▶ **Stated task**
Everything in the listing should be restated word for word.

***** Supplied records

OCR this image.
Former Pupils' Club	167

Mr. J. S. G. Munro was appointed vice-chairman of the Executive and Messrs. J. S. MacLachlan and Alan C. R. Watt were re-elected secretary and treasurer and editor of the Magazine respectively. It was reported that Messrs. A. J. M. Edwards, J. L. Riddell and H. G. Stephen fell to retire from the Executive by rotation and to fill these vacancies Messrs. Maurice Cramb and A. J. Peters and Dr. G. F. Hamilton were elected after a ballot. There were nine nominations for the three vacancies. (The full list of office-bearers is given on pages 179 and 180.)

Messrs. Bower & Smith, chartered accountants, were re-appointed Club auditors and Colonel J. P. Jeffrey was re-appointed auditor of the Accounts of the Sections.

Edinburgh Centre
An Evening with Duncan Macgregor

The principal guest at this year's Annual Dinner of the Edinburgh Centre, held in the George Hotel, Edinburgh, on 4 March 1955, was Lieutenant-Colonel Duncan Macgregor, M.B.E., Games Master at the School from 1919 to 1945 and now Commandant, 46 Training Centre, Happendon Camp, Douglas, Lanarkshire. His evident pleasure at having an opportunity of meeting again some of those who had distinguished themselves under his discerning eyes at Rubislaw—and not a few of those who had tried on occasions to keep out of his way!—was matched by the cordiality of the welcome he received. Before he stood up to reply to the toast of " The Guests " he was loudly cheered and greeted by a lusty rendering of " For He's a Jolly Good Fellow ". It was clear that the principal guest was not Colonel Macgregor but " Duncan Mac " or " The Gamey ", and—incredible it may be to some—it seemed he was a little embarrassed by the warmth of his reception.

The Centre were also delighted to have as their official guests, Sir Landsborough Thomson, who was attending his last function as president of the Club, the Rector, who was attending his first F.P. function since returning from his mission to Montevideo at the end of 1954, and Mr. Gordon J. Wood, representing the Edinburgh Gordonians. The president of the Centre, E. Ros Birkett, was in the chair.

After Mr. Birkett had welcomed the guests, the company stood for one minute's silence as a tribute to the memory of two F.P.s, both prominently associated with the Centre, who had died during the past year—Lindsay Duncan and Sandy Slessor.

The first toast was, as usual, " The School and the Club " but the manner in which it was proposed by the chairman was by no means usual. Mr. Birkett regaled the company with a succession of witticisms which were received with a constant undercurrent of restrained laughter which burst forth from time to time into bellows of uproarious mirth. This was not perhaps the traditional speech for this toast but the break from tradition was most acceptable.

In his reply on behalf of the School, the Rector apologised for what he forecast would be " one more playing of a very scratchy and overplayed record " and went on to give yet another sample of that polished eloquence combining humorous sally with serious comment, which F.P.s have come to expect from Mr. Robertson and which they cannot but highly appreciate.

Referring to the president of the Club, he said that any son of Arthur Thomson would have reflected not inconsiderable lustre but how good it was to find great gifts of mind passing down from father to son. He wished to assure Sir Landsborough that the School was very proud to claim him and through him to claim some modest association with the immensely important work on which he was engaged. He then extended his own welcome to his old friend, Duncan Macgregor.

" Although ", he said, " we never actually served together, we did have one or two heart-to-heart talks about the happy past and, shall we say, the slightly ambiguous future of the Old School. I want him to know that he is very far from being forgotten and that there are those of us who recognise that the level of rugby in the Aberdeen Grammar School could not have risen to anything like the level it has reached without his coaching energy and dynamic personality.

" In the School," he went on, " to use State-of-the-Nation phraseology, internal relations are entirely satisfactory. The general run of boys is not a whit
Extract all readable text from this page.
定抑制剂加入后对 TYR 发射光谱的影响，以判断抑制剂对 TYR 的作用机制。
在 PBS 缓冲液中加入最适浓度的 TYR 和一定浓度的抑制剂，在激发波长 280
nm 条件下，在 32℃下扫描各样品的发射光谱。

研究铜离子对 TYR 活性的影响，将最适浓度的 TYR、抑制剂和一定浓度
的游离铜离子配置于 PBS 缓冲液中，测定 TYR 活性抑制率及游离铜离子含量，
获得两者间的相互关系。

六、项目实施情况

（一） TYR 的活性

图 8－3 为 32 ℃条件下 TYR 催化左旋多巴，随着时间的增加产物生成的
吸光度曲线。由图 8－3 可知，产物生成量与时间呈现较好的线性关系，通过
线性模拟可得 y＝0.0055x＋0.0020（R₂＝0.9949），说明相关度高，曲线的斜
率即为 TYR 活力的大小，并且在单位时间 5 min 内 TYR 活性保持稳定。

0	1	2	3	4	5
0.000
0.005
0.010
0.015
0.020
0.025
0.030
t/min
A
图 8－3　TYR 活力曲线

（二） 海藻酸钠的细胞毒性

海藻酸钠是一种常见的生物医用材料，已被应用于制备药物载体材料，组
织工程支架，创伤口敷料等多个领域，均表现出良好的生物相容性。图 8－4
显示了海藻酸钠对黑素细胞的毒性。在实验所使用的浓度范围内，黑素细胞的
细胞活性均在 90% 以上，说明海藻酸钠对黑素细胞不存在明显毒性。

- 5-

**********

▶ **The answer**
OCR this image.
Former Pupils' Club	167

Mr. J. S. G. Munro was appointed vice-chairman of the Executive and Messrs. J. S. MacLachlan and Alan C. R. Watt were re-elected secretary and treasurer and editor of the Magazine respectively. It was reported that Messrs. A. J. M. Edwards, J. L. Riddell and H. G. Stephen fell to retire from the Executive by rotation and to fill these vacancies Messrs. Maurice Cramb and A. J. Peters and Dr. G. F. Hamilton were elected after a ballot. There were nine nominations for the three vacancies. (The full list of office-bearers is given on pages 179 and 180.)

Messrs. Bower & Smith, chartered accountants, were re-appointed Club auditors and Colonel J. P. Jeffrey was re-appointed auditor of the Accounts of the Sections.

Edinburgh Centre
An Evening with Duncan Macgregor

The principal guest at this year's Annual Dinner of the Edinburgh Centre, held in the George Hotel, Edinburgh, on 4 March 1955, was Lieutenant-Colonel Duncan Macgregor, M.B.E., Games Master at the School from 1919 to 1945 and now Commandant, 46 Training Centre, Happendon Camp, Douglas, Lanarkshire. His evident pleasure at having an opportunity of meeting again some of those who had distinguished themselves under his discerning eyes at Rubislaw—and not a few of those who had tried on occasions to keep out of his way!—was matched by the cordiality of the welcome he received. Before he stood up to reply to the toast of " The Guests " he was loudly cheered and greeted by a lusty rendering of " For He's a Jolly Good Fellow ". It was clear that the principal guest was not Colonel Macgregor but " Duncan Mac " or " The Gamey ", and—incredible it may be to some—it seemed he was a little embarrassed by the warmth of his reception.

The Centre were also delighted to have as their official guests, Sir Landsborough Thomson, who was attending his last function as president of the Club, the Rector, who was attending his first F.P. function since returning from his mission to Montevideo at the end of 1954, and Mr. Gordon J. Wood, representing the Edinburgh Gordonians. The president of the Centre, E. Ros Birkett, was in the chair.

After Mr. Birkett had welcomed the guests, the company stood for one minute's silence as a tribute to the memory of two F.P.s, both prominently associated with the Centre, who had died during the past year—Lindsay Duncan and Sandy Slessor.

The first toast was, as usual, " The School and the Club " but the manner in which it was proposed by the chairman was by no means usual. Mr. Birkett regaled the company with a succession of witticisms which were received with a constant undercurrent of restrained laughter which burst forth from time to time into bellows of uproarious mirth. This was not perhaps the traditional speech for this toast but the break from tradition was most acceptable.

In his reply on behalf of the School, the Rector apologised for what he forecast would be " one more playing of a very scratchy and overplayed record " and went on to give yet another sample of that polished eloquence combining humorous sally with serious comment, which F.P.s have come to expect from Mr. Robertson and which they cannot but highly appreciate.

Referring to the president of the Club, he said that any son of Arthur Thomson would have reflected not inconsiderable lustre but how good it was to find great gifts of mind passing down from father to son. He wished to assure Sir Landsborough that the School was very proud to claim him and through him to claim some modest association with the immensely important work on which he was engaged. He then extended his own welcome to his old friend, Duncan Macgregor.

" Although ", he said, " we never actually served together, we did have one or two heart-to-heart talks about the happy past and, shall we say, the slightly ambiguous future of the Old School. I want him to know that he is very far from being forgotten and that there are those of us who recognise that the level of rugby in the Aberdeen Grammar School could not have risen to anything like the level it has reached without his coaching energy and dynamic personality.

" In the School," he went on, " to use State-of-the-Nation phraseology, internal relations are entirely satisfactory. The general run of boys is not a whit
Extract all readable text from this page.
定抑制剂加入后对 TYR 发射光谱的影响，以判断抑制剂对 TYR 的作用机制。
在 PBS 缓冲液中加入最适浓度的 TYR 和一定浓度的抑制剂，在激发波长 280
nm 条件下，在 32℃下扫描各样品的发射光谱。

研究铜离子对 TYR 活性的影响，将最适浓度的 TYR、抑制剂和一定浓度
的游离铜离子配置于 PBS 缓冲液中，测定 TYR 活性抑制率及游离铜离子含量，
获得两者间的相互关系。

六、项目实施情况

（一） TYR 的活性

图 8－3 为 32 ℃条件下 TYR 催化左旋多巴，随着时间的增加产物生成的
吸光度曲线。由图 8－3 可知，产物生成量与时间呈现较好的线性关系，通过
线性模拟可得 y＝0.0055x＋0.0020（R₂＝0.9949），说明相关度高，曲线的斜
率即为 TYR 活力的大小，并且在单位时间 5 min 内 TYR 活性保持稳定。

0	1	2	3	4	5
0.000
0.005
0.010
0.015
0.020
0.025
0.030
t/min
A
图 8－3　TYR 活力曲线

（二） 海藻酸钠的细胞毒性

海藻酸钠是一种常见的生物医用材料，已被应用于制备药物载体材料，组
织工程支架，创伤口敷料等多个领域，均表现出良好的生物相容性。图 8－4
显示了海藻酸钠对黑素细胞的毒性。在实验所使用的浓度范围内，黑素细胞的
细胞活性均在 90% 以上，说明海藻酸钠对黑素细胞不存在明显毒性。

- 5-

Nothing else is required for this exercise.